* **GIVEN PROBLEM**
Select, from the data, each line where "Technische" occurs.

— start —

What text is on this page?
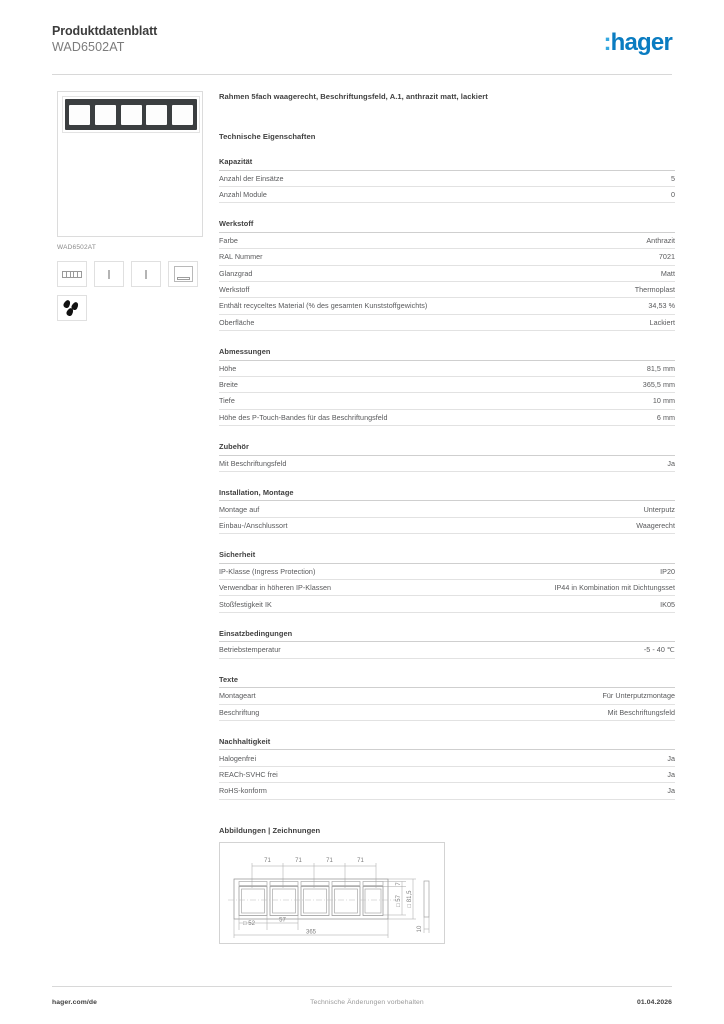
Produktdatenblatt
WAD6502AT	:hager
WAD6502AT
Rahmen 5fach waagerecht, Beschriftungsfeld, A.1, anthrazit matt, lackiert
Technische Eigenschaften
Kapazität
Anzahl der Einsätze	5
Anzahl Module	0
Werkstoff
Farbe	Anthrazit
RAL Nummer	7021
Glanzgrad	Matt
Werkstoff	Thermoplast
Enthält recyceltes Material (% des gesamten Kunststoffgewichts)	34,53 %
Oberfläche	Lackiert
Abmessungen
Höhe	81,5 mm
Breite	365,5 mm
Tiefe	10 mm
Höhe des P-Touch-Bandes für das Beschriftungsfeld	6 mm
Zubehör
Mit Beschriftungsfeld	Ja
Installation, Montage
Montage auf	Unterputz
Einbau-/Anschlussort	Waagerecht
Sicherheit
IP-Klasse (Ingress Protection)	IP20
Verwendbar in höheren IP-Klassen	IP44 in Kombination mit Dichtungsset
Stoßfestigkeit IK	IK05
Einsatzbedingungen
Betriebstemperatur	-5 - 40 ℃
Texte
Montageart	Für Unterputzmontage
Beschriftung	Mit Beschriftungsfeld
Nachhaltigkeit
Halogenfrei	Ja
REACh-SVHC frei	Ja
RoHS-konform	Ja
Abbildungen | Zeichnungen
71	71	71	71
□ 52
57
365
7
□ 57 □ 81,5
10
hager.com/de	Technische Änderungen vorbehalten	01.04.2026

— end —

* **RESULT FOR THIS TASK**
Technische Eigenschaften
hager.com/de	Technische Änderungen vorbehalten	01.04.2026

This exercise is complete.